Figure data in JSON
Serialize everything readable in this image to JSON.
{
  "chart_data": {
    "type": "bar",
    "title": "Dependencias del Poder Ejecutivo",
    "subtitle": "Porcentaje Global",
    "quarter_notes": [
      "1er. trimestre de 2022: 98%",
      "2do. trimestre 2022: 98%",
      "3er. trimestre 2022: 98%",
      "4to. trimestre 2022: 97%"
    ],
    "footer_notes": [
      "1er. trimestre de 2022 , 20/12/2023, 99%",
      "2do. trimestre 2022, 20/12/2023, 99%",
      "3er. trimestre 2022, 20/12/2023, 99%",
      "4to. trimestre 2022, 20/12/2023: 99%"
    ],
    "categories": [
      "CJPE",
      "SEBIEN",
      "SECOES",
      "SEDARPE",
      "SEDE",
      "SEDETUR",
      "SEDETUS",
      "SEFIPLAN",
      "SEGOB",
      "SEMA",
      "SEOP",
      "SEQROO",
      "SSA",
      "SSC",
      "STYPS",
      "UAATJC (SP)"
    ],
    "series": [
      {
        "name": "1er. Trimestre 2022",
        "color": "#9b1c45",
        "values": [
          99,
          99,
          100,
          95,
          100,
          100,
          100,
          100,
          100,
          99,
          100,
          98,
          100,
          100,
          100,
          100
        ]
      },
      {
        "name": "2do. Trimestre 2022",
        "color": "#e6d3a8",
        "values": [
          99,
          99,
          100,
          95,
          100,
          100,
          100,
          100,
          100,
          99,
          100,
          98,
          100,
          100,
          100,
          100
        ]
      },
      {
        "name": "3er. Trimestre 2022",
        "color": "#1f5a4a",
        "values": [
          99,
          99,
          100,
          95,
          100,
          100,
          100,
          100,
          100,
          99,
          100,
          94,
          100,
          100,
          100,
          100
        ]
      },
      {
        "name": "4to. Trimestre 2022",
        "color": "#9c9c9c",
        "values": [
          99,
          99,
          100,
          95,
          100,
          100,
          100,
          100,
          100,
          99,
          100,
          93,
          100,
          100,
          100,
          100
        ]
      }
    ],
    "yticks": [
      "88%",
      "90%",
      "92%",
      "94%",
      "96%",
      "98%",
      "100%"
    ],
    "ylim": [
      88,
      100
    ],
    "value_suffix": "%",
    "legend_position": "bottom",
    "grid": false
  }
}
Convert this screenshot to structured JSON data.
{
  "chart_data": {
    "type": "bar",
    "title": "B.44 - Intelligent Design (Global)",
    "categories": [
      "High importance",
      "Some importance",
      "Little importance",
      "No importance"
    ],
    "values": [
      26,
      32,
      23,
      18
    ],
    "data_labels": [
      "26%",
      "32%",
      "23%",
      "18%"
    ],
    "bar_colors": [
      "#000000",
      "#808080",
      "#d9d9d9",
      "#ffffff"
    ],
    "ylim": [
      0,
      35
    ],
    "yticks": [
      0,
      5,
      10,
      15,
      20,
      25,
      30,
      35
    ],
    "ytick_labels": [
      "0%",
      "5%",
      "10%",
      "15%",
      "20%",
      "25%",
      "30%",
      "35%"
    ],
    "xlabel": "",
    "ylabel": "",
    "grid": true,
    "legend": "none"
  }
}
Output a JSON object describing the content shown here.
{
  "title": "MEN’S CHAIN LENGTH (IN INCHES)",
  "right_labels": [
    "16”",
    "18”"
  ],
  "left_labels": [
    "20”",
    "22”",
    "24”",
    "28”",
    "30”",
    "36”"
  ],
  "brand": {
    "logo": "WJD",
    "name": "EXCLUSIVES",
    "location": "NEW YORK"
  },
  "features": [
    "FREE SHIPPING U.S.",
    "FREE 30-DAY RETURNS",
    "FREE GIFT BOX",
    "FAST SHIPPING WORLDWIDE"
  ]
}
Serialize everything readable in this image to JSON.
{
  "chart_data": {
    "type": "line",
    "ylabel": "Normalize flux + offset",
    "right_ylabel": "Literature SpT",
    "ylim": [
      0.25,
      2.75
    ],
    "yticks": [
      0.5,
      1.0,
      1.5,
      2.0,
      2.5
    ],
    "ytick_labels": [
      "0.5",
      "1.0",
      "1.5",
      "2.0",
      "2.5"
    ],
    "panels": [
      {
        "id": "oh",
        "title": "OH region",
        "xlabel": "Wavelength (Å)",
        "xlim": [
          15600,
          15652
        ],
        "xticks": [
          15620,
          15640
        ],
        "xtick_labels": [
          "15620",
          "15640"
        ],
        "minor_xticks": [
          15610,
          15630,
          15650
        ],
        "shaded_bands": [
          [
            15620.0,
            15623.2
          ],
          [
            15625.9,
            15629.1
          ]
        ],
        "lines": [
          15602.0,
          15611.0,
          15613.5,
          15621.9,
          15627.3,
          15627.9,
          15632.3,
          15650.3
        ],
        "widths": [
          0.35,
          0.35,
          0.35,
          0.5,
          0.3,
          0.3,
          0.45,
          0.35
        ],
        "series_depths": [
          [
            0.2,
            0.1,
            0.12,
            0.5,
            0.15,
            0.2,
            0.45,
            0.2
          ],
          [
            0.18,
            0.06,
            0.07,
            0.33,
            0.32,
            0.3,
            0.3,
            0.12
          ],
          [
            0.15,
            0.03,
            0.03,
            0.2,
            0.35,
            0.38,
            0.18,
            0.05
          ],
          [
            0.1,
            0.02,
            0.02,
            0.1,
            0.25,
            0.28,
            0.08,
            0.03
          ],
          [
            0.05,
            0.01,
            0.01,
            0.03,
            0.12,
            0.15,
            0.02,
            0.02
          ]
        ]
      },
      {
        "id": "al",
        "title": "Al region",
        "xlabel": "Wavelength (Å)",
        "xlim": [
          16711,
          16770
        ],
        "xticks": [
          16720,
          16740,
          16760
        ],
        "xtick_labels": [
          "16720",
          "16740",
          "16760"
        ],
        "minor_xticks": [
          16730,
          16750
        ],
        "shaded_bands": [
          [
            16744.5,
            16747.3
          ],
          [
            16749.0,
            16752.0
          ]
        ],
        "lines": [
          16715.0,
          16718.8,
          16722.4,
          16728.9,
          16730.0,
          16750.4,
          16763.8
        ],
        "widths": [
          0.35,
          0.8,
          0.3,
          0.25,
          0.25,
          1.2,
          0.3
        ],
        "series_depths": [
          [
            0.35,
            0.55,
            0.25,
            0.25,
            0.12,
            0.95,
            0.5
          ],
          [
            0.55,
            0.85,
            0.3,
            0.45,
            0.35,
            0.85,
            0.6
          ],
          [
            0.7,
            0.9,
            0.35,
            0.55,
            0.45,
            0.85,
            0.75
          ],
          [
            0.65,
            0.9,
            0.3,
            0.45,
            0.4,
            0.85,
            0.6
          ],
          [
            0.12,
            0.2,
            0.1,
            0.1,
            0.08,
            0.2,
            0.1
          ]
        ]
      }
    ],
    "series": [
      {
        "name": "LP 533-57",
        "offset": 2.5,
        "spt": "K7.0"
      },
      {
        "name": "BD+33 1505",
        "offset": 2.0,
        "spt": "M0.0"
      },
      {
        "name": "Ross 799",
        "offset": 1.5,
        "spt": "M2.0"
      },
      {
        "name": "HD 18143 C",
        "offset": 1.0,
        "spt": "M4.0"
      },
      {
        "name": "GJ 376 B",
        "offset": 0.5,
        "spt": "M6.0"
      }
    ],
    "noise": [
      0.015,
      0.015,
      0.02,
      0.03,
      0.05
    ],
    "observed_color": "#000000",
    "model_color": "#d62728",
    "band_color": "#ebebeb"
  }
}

◆ Problem requirements:
Select all lines in the listing above where the word "FREE" appears, and show them.

◆ Full answer:
    "FREE SHIPPING U.S.",
    "FREE 30-DAY RETURNS",
    "FREE GIFT BOX",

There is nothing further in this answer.